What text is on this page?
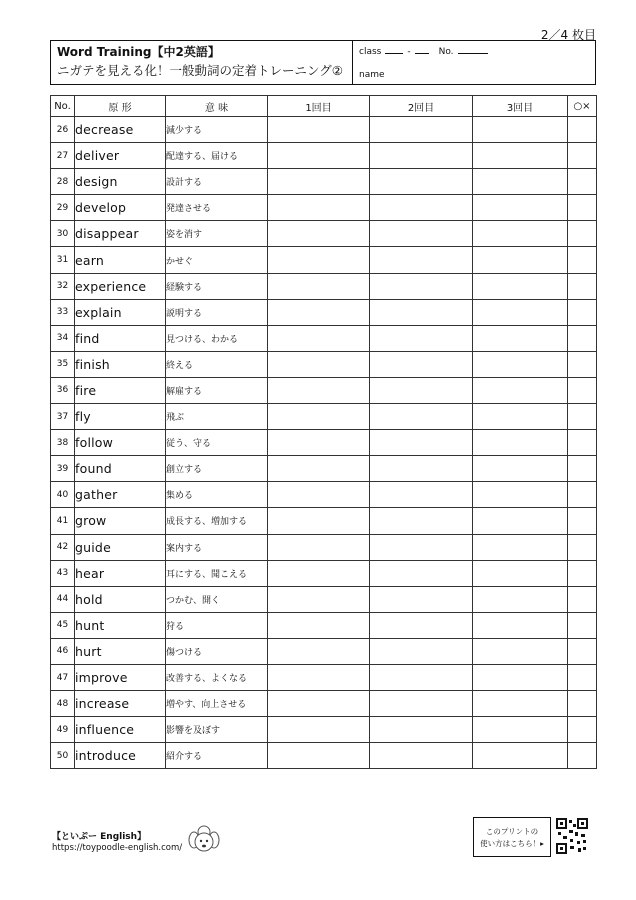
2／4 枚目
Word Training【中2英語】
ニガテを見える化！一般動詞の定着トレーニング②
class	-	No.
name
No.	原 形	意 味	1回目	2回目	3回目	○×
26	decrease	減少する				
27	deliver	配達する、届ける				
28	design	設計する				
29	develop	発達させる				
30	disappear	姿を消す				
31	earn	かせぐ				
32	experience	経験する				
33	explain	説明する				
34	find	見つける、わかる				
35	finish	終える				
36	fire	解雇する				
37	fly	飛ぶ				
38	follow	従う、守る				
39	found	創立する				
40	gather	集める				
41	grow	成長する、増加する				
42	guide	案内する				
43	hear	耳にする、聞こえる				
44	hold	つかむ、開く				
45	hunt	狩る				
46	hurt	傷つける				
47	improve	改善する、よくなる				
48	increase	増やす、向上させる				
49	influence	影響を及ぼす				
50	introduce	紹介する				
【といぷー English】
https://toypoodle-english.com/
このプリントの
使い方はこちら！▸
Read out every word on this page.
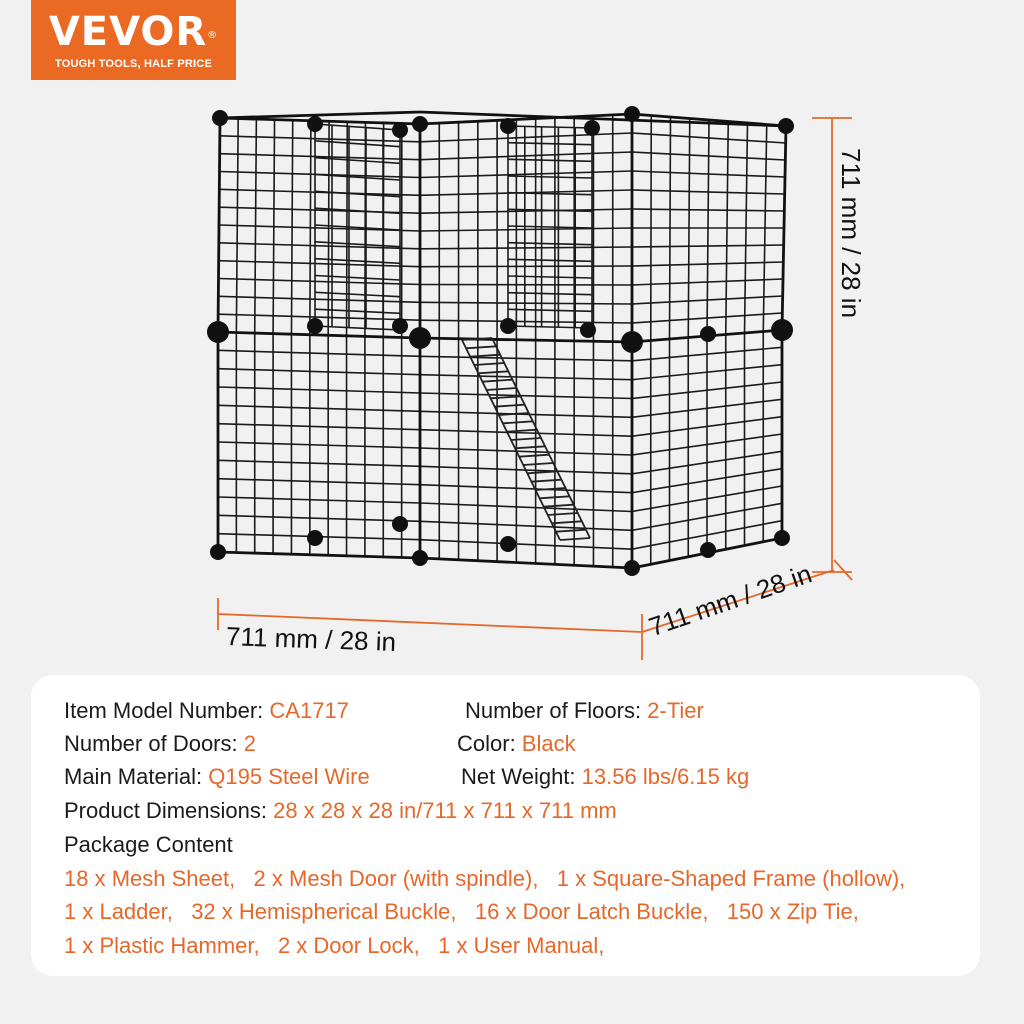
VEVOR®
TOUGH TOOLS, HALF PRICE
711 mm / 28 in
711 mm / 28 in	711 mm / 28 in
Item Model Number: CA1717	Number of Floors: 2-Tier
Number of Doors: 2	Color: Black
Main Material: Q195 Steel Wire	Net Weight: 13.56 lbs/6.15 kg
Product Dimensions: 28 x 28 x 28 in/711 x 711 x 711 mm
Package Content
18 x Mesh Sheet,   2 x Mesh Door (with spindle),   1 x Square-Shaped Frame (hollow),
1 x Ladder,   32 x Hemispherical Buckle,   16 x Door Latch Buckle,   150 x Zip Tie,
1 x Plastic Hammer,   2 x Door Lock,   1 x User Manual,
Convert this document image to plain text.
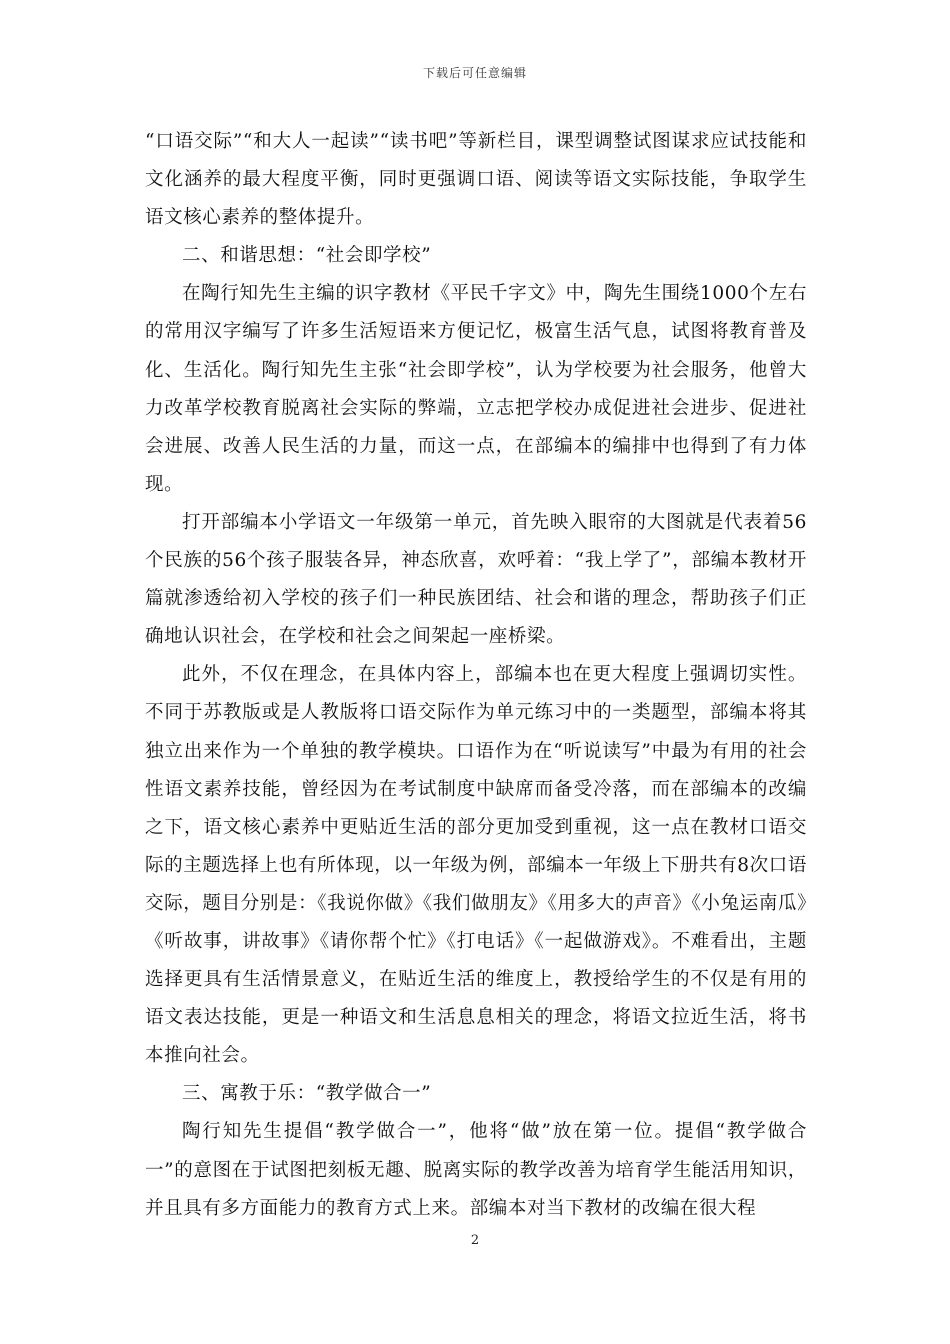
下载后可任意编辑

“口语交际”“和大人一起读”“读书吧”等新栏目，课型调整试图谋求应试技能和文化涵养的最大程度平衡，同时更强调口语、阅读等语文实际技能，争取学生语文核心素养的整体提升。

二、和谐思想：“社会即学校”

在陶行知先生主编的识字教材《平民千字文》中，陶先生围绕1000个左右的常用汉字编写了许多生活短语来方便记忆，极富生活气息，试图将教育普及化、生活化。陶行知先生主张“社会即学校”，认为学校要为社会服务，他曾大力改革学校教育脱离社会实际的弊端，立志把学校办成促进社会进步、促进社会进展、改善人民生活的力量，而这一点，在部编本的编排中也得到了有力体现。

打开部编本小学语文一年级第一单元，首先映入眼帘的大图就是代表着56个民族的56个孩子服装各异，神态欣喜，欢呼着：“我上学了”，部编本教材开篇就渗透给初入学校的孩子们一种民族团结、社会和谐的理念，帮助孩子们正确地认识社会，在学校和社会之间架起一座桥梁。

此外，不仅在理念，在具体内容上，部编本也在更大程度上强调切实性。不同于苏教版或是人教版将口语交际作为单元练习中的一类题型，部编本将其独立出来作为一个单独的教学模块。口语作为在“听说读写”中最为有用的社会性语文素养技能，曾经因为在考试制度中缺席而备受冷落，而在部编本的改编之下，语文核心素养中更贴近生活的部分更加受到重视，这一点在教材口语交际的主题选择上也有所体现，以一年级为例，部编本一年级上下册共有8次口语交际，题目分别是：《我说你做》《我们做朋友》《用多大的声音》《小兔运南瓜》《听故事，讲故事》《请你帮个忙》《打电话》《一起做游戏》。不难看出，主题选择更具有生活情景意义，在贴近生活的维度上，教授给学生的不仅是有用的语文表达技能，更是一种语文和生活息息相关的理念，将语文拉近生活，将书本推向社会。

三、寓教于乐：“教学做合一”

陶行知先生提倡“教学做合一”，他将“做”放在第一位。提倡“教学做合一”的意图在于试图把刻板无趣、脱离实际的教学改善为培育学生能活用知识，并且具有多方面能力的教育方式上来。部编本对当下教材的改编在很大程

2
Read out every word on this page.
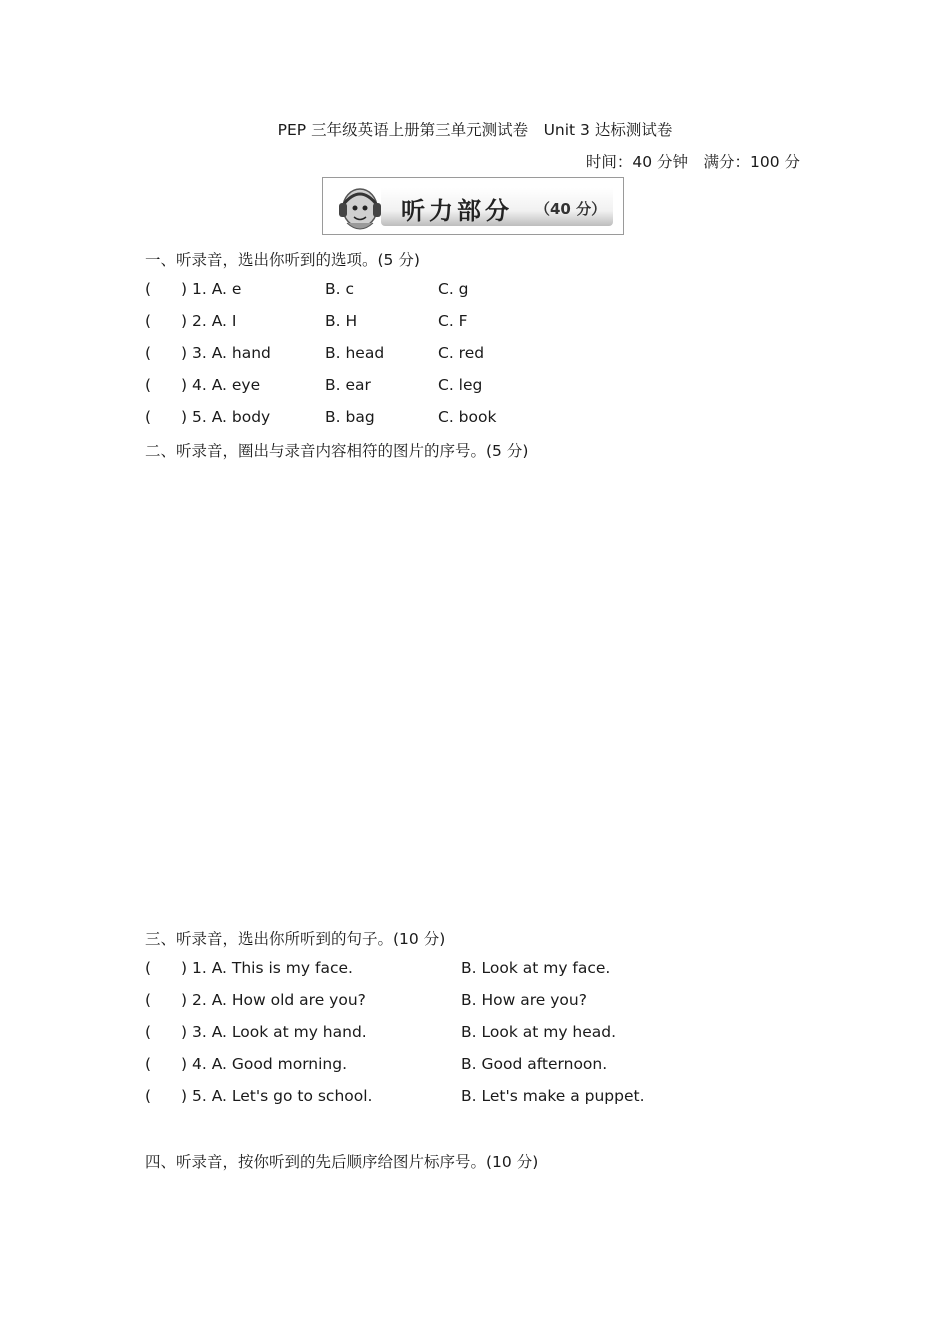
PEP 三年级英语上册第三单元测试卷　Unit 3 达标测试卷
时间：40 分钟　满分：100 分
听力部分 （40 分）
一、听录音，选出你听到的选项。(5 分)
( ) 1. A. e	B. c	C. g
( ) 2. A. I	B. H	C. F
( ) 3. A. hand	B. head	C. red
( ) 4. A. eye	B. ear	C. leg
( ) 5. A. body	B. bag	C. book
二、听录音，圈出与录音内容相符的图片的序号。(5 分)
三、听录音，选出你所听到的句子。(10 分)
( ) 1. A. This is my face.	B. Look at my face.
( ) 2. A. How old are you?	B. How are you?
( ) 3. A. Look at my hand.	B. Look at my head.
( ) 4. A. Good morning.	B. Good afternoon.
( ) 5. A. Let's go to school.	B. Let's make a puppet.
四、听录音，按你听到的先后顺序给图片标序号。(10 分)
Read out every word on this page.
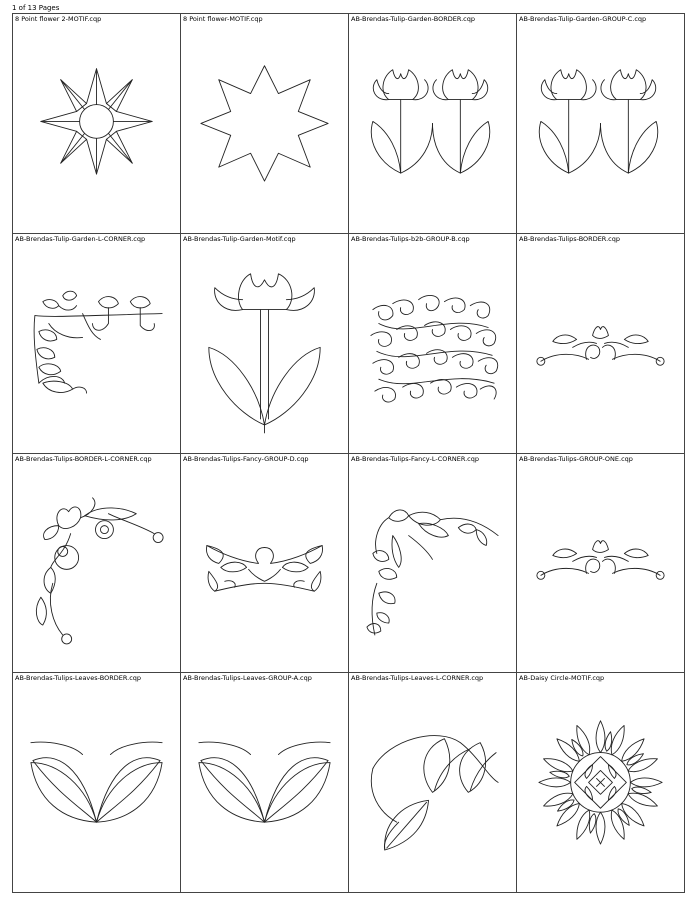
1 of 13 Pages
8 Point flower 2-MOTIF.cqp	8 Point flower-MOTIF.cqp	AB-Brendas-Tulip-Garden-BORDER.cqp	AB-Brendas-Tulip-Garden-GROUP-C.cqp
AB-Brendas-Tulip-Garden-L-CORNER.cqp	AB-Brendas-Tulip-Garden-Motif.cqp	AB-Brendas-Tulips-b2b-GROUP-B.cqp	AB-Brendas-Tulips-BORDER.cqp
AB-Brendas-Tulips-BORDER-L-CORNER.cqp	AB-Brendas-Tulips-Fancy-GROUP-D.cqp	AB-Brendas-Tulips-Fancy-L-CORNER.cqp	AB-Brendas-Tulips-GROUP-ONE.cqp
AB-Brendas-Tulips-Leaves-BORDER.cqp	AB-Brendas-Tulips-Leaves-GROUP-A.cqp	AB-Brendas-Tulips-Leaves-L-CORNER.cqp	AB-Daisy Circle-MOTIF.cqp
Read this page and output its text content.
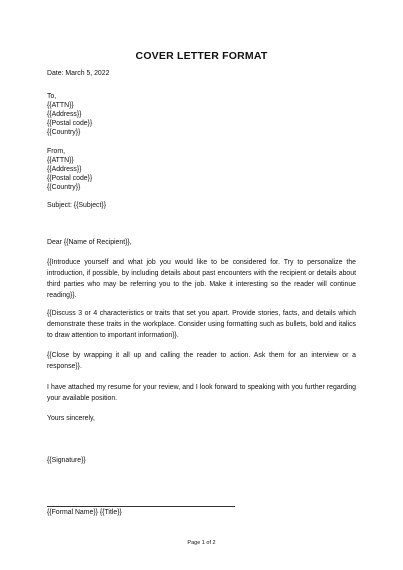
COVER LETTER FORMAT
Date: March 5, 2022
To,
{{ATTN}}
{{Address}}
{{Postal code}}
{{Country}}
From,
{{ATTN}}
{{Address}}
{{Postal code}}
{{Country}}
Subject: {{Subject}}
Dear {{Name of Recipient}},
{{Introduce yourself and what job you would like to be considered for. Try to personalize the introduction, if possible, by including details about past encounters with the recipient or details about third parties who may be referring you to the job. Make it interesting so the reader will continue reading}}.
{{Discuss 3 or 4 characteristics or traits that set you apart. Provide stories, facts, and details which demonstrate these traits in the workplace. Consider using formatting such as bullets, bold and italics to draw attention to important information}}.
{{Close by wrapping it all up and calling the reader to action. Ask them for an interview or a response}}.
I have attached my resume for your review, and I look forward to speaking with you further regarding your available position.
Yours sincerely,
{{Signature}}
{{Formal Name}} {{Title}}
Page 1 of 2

########################################

GIVEN TASK — Each line that contains the string "教学做合一" counts once; say how many there are and nothing else.

EXERCISE RESPONSE — 2